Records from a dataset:

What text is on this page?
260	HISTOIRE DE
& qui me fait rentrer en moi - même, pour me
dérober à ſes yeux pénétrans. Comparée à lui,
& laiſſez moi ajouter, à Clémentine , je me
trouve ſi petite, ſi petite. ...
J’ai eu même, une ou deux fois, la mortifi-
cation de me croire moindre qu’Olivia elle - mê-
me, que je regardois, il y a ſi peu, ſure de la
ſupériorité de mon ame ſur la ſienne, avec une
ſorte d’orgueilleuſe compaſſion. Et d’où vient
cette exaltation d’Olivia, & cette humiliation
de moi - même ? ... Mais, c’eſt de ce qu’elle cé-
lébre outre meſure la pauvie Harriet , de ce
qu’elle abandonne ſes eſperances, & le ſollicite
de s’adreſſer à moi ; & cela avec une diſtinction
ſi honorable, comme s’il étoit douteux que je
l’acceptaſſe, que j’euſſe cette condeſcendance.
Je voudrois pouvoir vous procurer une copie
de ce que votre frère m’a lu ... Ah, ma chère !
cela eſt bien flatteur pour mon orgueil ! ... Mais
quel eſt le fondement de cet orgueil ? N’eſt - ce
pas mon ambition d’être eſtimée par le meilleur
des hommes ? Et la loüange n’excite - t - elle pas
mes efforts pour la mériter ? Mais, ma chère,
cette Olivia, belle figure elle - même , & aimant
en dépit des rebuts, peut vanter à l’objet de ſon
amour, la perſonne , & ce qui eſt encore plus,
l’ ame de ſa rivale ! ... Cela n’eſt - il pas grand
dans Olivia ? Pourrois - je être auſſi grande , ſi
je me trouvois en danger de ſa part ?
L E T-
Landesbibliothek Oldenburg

TASK BRIEF
Where a line above contains the string "cette", copy that line.

EXPECTED ANSWER
cette exaltation d’Olivia, & cette humiliation
l’acceptaſſe, que j’euſſe cette condeſcendance.
cette Olivia, belle figure elle - même , & aimant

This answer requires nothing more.